**Prompt**
Retype each record below word for word. Leave the pictures out.

(Stored data)
◇ ◇ ◇ ◇

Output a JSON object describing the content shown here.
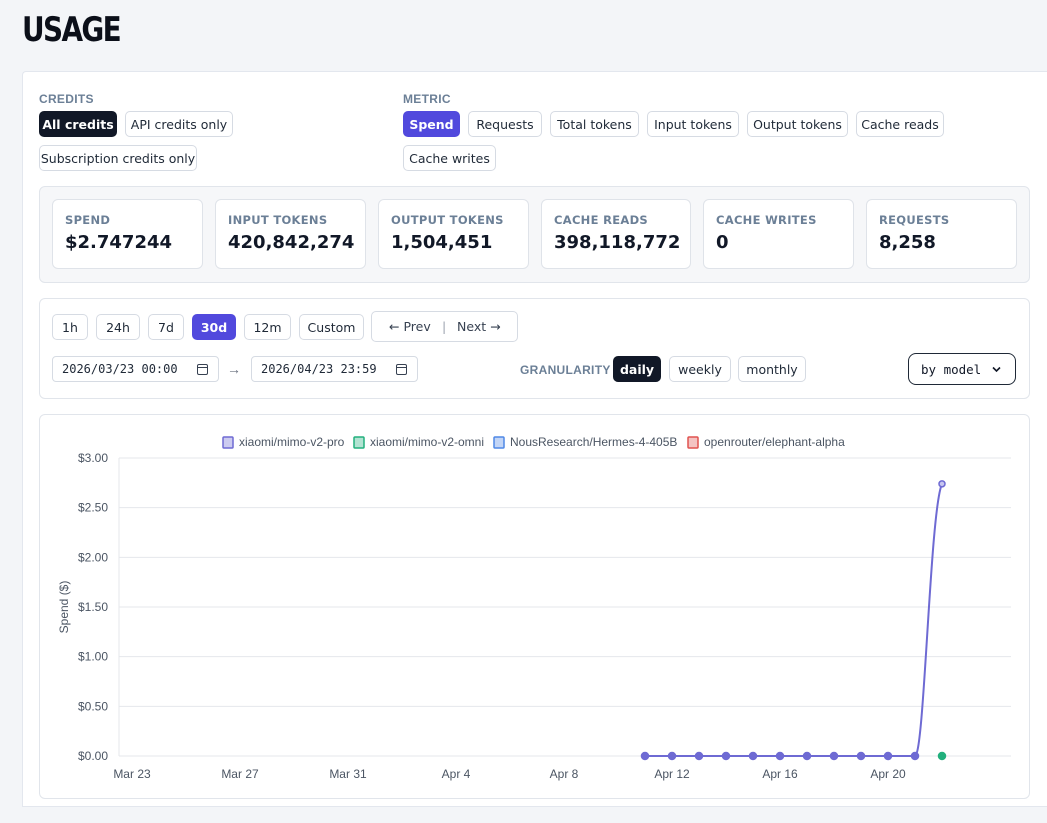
{
  "page": {
    "title": "USAGE"
  },
  "credits": {
    "label": "CREDITS",
    "options": [
      "All credits",
      "API credits only",
      "Subscription credits only"
    ],
    "selected": "All credits"
  },
  "metric": {
    "label": "METRIC",
    "options": [
      "Spend",
      "Requests",
      "Total tokens",
      "Input tokens",
      "Output tokens",
      "Cache reads",
      "Cache writes"
    ],
    "selected": "Spend"
  },
  "stats": [
    {
      "label": "SPEND",
      "value": "$2.747244"
    },
    {
      "label": "INPUT TOKENS",
      "value": "420,842,274"
    },
    {
      "label": "OUTPUT TOKENS",
      "value": "1,504,451"
    },
    {
      "label": "CACHE READS",
      "value": "398,118,772"
    },
    {
      "label": "CACHE WRITES",
      "value": "0"
    },
    {
      "label": "REQUESTS",
      "value": "8,258"
    }
  ],
  "range": {
    "options": [
      "1h",
      "24h",
      "7d",
      "30d",
      "12m",
      "Custom"
    ],
    "selected": "30d",
    "prev": "← Prev",
    "separator": "|",
    "next": "Next →",
    "start": "2026/03/23 00:00",
    "end": "2026/04/23 23:59",
    "arrow": "→"
  },
  "granularity": {
    "label": "GRANULARITY",
    "options": [
      "daily",
      "weekly",
      "monthly"
    ],
    "selected": "daily"
  },
  "group_by": {
    "value": "by model"
  },
  "colors": {
    "accent": "#5149dd",
    "dark": "#111827",
    "mimo_pro": "#6e6ad3",
    "mimo_omni": "#22b07d",
    "hermes": "#4f88e6",
    "elephant": "#e0524f"
  },
  "chart_data": {
    "type": "line",
    "ylabel": "Spend ($)",
    "yticks": [
      "$3.00",
      "$2.50",
      "$2.00",
      "$1.50",
      "$1.00",
      "$0.50",
      "$0.00"
    ],
    "ylim": [
      0,
      3
    ],
    "xticks": [
      "Mar 23",
      "Mar 27",
      "Mar 31",
      "Apr 4",
      "Apr 8",
      "Apr 12",
      "Apr 16",
      "Apr 20"
    ],
    "x": [
      "Mar 23",
      "Mar 24",
      "Mar 25",
      "Mar 26",
      "Mar 27",
      "Mar 28",
      "Mar 29",
      "Mar 30",
      "Mar 31",
      "Apr 1",
      "Apr 2",
      "Apr 3",
      "Apr 4",
      "Apr 5",
      "Apr 6",
      "Apr 7",
      "Apr 8",
      "Apr 9",
      "Apr 10",
      "Apr 11",
      "Apr 12",
      "Apr 13",
      "Apr 14",
      "Apr 15",
      "Apr 16",
      "Apr 17",
      "Apr 18",
      "Apr 19",
      "Apr 20",
      "Apr 21",
      "Apr 22",
      "Apr 23",
      "Apr 24"
    ],
    "legend_position": "top-center",
    "grid": true,
    "series": [
      {
        "name": "xiaomi/mimo-v2-pro",
        "color": "#6e6ad3",
        "start_index": 19,
        "values": [
          0,
          0,
          0,
          0,
          0,
          0,
          0,
          0,
          0,
          0,
          0,
          2.74
        ]
      },
      {
        "name": "xiaomi/mimo-v2-omni",
        "color": "#22b07d",
        "start_index": 30,
        "values": [
          0
        ]
      },
      {
        "name": "NousResearch/Hermes-4-405B",
        "color": "#4f88e6",
        "start_index": 19,
        "values": []
      },
      {
        "name": "openrouter/elephant-alpha",
        "color": "#e0524f",
        "start_index": 19,
        "values": []
      }
    ]
  }
}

◇ ◇ ◇ ◇

**Task result**
Output a JSON object describing the content shown here.
{
  "page": {
    "title": "USAGE"
  },
  "credits": {
    "label": "CREDITS",
    "options": [
      "All credits",
      "API credits only",
      "Subscription credits only"
    ],
    "selected": "All credits"
  },
  "metric": {
    "label": "METRIC",
    "options": [
      "Spend",
      "Requests",
      "Total tokens",
      "Input tokens",
      "Output tokens",
      "Cache reads",
      "Cache writes"
    ],
    "selected": "Spend"
  },
  "stats": [
    {
      "label": "SPEND",
      "value": "$2.747244"
    },
    {
      "label": "INPUT TOKENS",
      "value": "420,842,274"
    },
    {
      "label": "OUTPUT TOKENS",
      "value": "1,504,451"
    },
    {
      "label": "CACHE READS",
      "value": "398,118,772"
    },
    {
      "label": "CACHE WRITES",
      "value": "0"
    },
    {
      "label": "REQUESTS",
      "value": "8,258"
    }
  ],
  "range": {
    "options": [
      "1h",
      "24h",
      "7d",
      "30d",
      "12m",
      "Custom"
    ],
    "selected": "30d",
    "prev": "← Prev",
    "separator": "|",
    "next": "Next →",
    "start": "2026/03/23 00:00",
    "end": "2026/04/23 23:59",
    "arrow": "→"
  },
  "granularity": {
    "label": "GRANULARITY",
    "options": [
      "daily",
      "weekly",
      "monthly"
    ],
    "selected": "daily"
  },
  "group_by": {
    "value": "by model"
  },
  "colors": {
    "accent": "#5149dd",
    "dark": "#111827",
    "mimo_pro": "#6e6ad3",
    "mimo_omni": "#22b07d",
    "hermes": "#4f88e6",
    "elephant": "#e0524f"
  },
  "chart_data": {
    "type": "line",
    "ylabel": "Spend ($)",
    "yticks": [
      "$3.00",
      "$2.50",
      "$2.00",
      "$1.50",
      "$1.00",
      "$0.50",
      "$0.00"
    ],
    "ylim": [
      0,
      3
    ],
    "xticks": [
      "Mar 23",
      "Mar 27",
      "Mar 31",
      "Apr 4",
      "Apr 8",
      "Apr 12",
      "Apr 16",
      "Apr 20"
    ],
    "x": [
      "Mar 23",
      "Mar 24",
      "Mar 25",
      "Mar 26",
      "Mar 27",
      "Mar 28",
      "Mar 29",
      "Mar 30",
      "Mar 31",
      "Apr 1",
      "Apr 2",
      "Apr 3",
      "Apr 4",
      "Apr 5",
      "Apr 6",
      "Apr 7",
      "Apr 8",
      "Apr 9",
      "Apr 10",
      "Apr 11",
      "Apr 12",
      "Apr 13",
      "Apr 14",
      "Apr 15",
      "Apr 16",
      "Apr 17",
      "Apr 18",
      "Apr 19",
      "Apr 20",
      "Apr 21",
      "Apr 22",
      "Apr 23",
      "Apr 24"
    ],
    "legend_position": "top-center",
    "grid": true,
    "series": [
      {
        "name": "xiaomi/mimo-v2-pro",
        "color": "#6e6ad3",
        "start_index": 19,
        "values": [
          0,
          0,
          0,
          0,
          0,
          0,
          0,
          0,
          0,
          0,
          0,
          2.74
        ]
      },
      {
        "name": "xiaomi/mimo-v2-omni",
        "color": "#22b07d",
        "start_index": 30,
        "values": [
          0
        ]
      },
      {
        "name": "NousResearch/Hermes-4-405B",
        "color": "#4f88e6",
        "start_index": 19,
        "values": []
      },
      {
        "name": "openrouter/elephant-alpha",
        "color": "#e0524f",
        "start_index": 19,
        "values": []
      }
    ]
  }
}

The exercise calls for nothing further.